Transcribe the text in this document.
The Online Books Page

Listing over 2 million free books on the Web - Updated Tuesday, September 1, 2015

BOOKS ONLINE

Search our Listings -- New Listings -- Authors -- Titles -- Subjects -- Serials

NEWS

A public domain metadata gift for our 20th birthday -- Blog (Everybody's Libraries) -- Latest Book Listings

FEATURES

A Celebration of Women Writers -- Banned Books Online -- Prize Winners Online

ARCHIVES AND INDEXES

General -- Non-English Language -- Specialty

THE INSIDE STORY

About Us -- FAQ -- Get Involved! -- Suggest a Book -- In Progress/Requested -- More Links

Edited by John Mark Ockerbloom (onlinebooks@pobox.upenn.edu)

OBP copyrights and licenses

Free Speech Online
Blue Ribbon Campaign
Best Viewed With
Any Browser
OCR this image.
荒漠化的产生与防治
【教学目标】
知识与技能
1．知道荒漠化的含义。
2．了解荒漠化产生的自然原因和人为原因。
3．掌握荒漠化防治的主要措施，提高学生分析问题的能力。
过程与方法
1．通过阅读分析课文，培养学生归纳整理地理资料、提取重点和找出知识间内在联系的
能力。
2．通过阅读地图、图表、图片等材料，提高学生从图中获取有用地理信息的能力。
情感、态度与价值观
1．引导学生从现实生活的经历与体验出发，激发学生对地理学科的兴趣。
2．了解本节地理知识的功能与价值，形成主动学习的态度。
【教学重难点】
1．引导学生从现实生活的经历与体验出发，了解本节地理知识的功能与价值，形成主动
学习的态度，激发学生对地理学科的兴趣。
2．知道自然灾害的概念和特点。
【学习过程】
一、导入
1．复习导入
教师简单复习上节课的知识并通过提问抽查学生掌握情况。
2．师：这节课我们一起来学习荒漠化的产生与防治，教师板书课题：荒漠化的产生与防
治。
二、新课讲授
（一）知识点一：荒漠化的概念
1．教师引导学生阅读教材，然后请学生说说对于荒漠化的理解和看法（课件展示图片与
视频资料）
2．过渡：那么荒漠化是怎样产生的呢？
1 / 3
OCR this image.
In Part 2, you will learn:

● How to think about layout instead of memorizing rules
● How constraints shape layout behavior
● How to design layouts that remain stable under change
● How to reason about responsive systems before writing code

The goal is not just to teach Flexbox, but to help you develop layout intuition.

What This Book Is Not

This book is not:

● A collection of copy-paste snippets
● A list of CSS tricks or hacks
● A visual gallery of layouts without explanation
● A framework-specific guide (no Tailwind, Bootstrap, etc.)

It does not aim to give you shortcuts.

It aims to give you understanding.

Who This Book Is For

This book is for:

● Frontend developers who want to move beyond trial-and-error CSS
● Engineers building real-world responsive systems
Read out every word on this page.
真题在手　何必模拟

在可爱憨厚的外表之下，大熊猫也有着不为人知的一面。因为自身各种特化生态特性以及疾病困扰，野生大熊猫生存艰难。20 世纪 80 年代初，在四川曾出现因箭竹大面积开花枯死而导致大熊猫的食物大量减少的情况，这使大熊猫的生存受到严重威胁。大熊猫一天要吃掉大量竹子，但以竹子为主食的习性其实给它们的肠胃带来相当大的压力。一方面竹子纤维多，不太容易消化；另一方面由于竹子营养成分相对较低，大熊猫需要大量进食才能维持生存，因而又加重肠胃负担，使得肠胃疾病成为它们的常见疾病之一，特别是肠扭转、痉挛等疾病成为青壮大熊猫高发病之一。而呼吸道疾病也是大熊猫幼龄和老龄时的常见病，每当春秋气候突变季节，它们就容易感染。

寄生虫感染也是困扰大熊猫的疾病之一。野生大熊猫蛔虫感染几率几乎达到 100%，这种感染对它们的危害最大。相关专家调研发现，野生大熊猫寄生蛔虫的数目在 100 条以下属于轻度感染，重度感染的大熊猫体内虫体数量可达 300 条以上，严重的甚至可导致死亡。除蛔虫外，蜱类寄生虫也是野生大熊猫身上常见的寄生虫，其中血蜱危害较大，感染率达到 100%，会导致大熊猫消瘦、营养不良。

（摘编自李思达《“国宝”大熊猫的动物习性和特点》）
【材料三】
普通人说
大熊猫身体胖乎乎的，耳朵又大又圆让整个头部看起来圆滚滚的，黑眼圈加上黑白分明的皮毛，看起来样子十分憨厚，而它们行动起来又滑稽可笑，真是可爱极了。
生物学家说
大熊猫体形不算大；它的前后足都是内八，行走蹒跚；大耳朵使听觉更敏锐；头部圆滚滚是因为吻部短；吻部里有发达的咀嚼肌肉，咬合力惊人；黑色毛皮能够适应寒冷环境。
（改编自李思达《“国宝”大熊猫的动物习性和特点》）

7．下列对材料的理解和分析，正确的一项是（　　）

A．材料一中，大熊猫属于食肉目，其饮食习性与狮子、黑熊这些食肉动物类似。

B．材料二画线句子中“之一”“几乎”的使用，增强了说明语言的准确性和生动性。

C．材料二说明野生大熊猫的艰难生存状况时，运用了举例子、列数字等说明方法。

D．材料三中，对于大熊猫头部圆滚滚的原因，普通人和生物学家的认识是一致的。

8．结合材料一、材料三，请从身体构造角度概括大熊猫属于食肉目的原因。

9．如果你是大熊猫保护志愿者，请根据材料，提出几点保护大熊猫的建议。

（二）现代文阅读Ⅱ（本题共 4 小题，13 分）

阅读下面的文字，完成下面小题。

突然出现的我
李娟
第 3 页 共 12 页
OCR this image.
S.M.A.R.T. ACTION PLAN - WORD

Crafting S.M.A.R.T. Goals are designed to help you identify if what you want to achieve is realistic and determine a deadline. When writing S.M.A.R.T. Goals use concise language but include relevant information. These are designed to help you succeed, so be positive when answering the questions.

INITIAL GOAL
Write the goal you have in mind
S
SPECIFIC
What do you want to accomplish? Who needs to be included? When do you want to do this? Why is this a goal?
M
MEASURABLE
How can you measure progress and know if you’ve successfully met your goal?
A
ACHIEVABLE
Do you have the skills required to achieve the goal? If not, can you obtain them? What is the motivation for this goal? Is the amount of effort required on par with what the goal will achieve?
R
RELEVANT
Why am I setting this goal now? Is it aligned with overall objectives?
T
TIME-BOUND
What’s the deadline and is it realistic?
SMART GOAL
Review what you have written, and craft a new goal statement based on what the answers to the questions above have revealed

+++++

> _Your task_
Your task is to repeat every entry exactly.

> _Exercise response_
Transcribe the text in this document.
The Online Books Page

Listing over 2 million free books on the Web - Updated Tuesday, September 1, 2015

BOOKS ONLINE

Search our Listings -- New Listings -- Authors -- Titles -- Subjects -- Serials

NEWS

A public domain metadata gift for our 20th birthday -- Blog (Everybody's Libraries) -- Latest Book Listings

FEATURES

A Celebration of Women Writers -- Banned Books Online -- Prize Winners Online

ARCHIVES AND INDEXES

General -- Non-English Language -- Specialty

THE INSIDE STORY

About Us -- FAQ -- Get Involved! -- Suggest a Book -- In Progress/Requested -- More Links

Edited by John Mark Ockerbloom (onlinebooks@pobox.upenn.edu)

OBP copyrights and licenses

Free Speech Online
Blue Ribbon Campaign
Best Viewed With
Any Browser
OCR this image.
荒漠化的产生与防治
【教学目标】
知识与技能
1．知道荒漠化的含义。
2．了解荒漠化产生的自然原因和人为原因。
3．掌握荒漠化防治的主要措施，提高学生分析问题的能力。
过程与方法
1．通过阅读分析课文，培养学生归纳整理地理资料、提取重点和找出知识间内在联系的
能力。
2．通过阅读地图、图表、图片等材料，提高学生从图中获取有用地理信息的能力。
情感、态度与价值观
1．引导学生从现实生活的经历与体验出发，激发学生对地理学科的兴趣。
2．了解本节地理知识的功能与价值，形成主动学习的态度。
【教学重难点】
1．引导学生从现实生活的经历与体验出发，了解本节地理知识的功能与价值，形成主动
学习的态度，激发学生对地理学科的兴趣。
2．知道自然灾害的概念和特点。
【学习过程】
一、导入
1．复习导入
教师简单复习上节课的知识并通过提问抽查学生掌握情况。
2．师：这节课我们一起来学习荒漠化的产生与防治，教师板书课题：荒漠化的产生与防
治。
二、新课讲授
（一）知识点一：荒漠化的概念
1．教师引导学生阅读教材，然后请学生说说对于荒漠化的理解和看法（课件展示图片与
视频资料）
2．过渡：那么荒漠化是怎样产生的呢？
1 / 3
OCR this image.
In Part 2, you will learn:

● How to think about layout instead of memorizing rules
● How constraints shape layout behavior
● How to design layouts that remain stable under change
● How to reason about responsive systems before writing code

The goal is not just to teach Flexbox, but to help you develop layout intuition.

What This Book Is Not

This book is not:

● A collection of copy-paste snippets
● A list of CSS tricks or hacks
● A visual gallery of layouts without explanation
● A framework-specific guide (no Tailwind, Bootstrap, etc.)

It does not aim to give you shortcuts.

It aims to give you understanding.

Who This Book Is For

This book is for:

● Frontend developers who want to move beyond trial-and-error CSS
● Engineers building real-world responsive systems
Read out every word on this page.
真题在手　何必模拟

在可爱憨厚的外表之下，大熊猫也有着不为人知的一面。因为自身各种特化生态特性以及疾病困扰，野生大熊猫生存艰难。20 世纪 80 年代初，在四川曾出现因箭竹大面积开花枯死而导致大熊猫的食物大量减少的情况，这使大熊猫的生存受到严重威胁。大熊猫一天要吃掉大量竹子，但以竹子为主食的习性其实给它们的肠胃带来相当大的压力。一方面竹子纤维多，不太容易消化；另一方面由于竹子营养成分相对较低，大熊猫需要大量进食才能维持生存，因而又加重肠胃负担，使得肠胃疾病成为它们的常见疾病之一，特别是肠扭转、痉挛等疾病成为青壮大熊猫高发病之一。而呼吸道疾病也是大熊猫幼龄和老龄时的常见病，每当春秋气候突变季节，它们就容易感染。

寄生虫感染也是困扰大熊猫的疾病之一。野生大熊猫蛔虫感染几率几乎达到 100%，这种感染对它们的危害最大。相关专家调研发现，野生大熊猫寄生蛔虫的数目在 100 条以下属于轻度感染，重度感染的大熊猫体内虫体数量可达 300 条以上，严重的甚至可导致死亡。除蛔虫外，蜱类寄生虫也是野生大熊猫身上常见的寄生虫，其中血蜱危害较大，感染率达到 100%，会导致大熊猫消瘦、营养不良。

（摘编自李思达《“国宝”大熊猫的动物习性和特点》）
【材料三】
普通人说
大熊猫身体胖乎乎的，耳朵又大又圆让整个头部看起来圆滚滚的，黑眼圈加上黑白分明的皮毛，看起来样子十分憨厚，而它们行动起来又滑稽可笑，真是可爱极了。
生物学家说
大熊猫体形不算大；它的前后足都是内八，行走蹒跚；大耳朵使听觉更敏锐；头部圆滚滚是因为吻部短；吻部里有发达的咀嚼肌肉，咬合力惊人；黑色毛皮能够适应寒冷环境。
（改编自李思达《“国宝”大熊猫的动物习性和特点》）

7．下列对材料的理解和分析，正确的一项是（　　）

A．材料一中，大熊猫属于食肉目，其饮食习性与狮子、黑熊这些食肉动物类似。

B．材料二画线句子中“之一”“几乎”的使用，增强了说明语言的准确性和生动性。

C．材料二说明野生大熊猫的艰难生存状况时，运用了举例子、列数字等说明方法。

D．材料三中，对于大熊猫头部圆滚滚的原因，普通人和生物学家的认识是一致的。

8．结合材料一、材料三，请从身体构造角度概括大熊猫属于食肉目的原因。

9．如果你是大熊猫保护志愿者，请根据材料，提出几点保护大熊猫的建议。

（二）现代文阅读Ⅱ（本题共 4 小题，13 分）

阅读下面的文字，完成下面小题。

突然出现的我
李娟
第 3 页 共 12 页
OCR this image.
S.M.A.R.T. ACTION PLAN - WORD

Crafting S.M.A.R.T. Goals are designed to help you identify if what you want to achieve is realistic and determine a deadline. When writing S.M.A.R.T. Goals use concise language but include relevant information. These are designed to help you succeed, so be positive when answering the questions.

INITIAL GOAL
Write the goal you have in mind
S
SPECIFIC
What do you want to accomplish? Who needs to be included? When do you want to do this? Why is this a goal?
M
MEASURABLE
How can you measure progress and know if you’ve successfully met your goal?
A
ACHIEVABLE
Do you have the skills required to achieve the goal? If not, can you obtain them? What is the motivation for this goal? Is the amount of effort required on par with what the goal will achieve?
R
RELEVANT
Why am I setting this goal now? Is it aligned with overall objectives?
T
TIME-BOUND
What’s the deadline and is it realistic?
SMART GOAL
Review what you have written, and craft a new goal statement based on what the answers to the questions above have revealed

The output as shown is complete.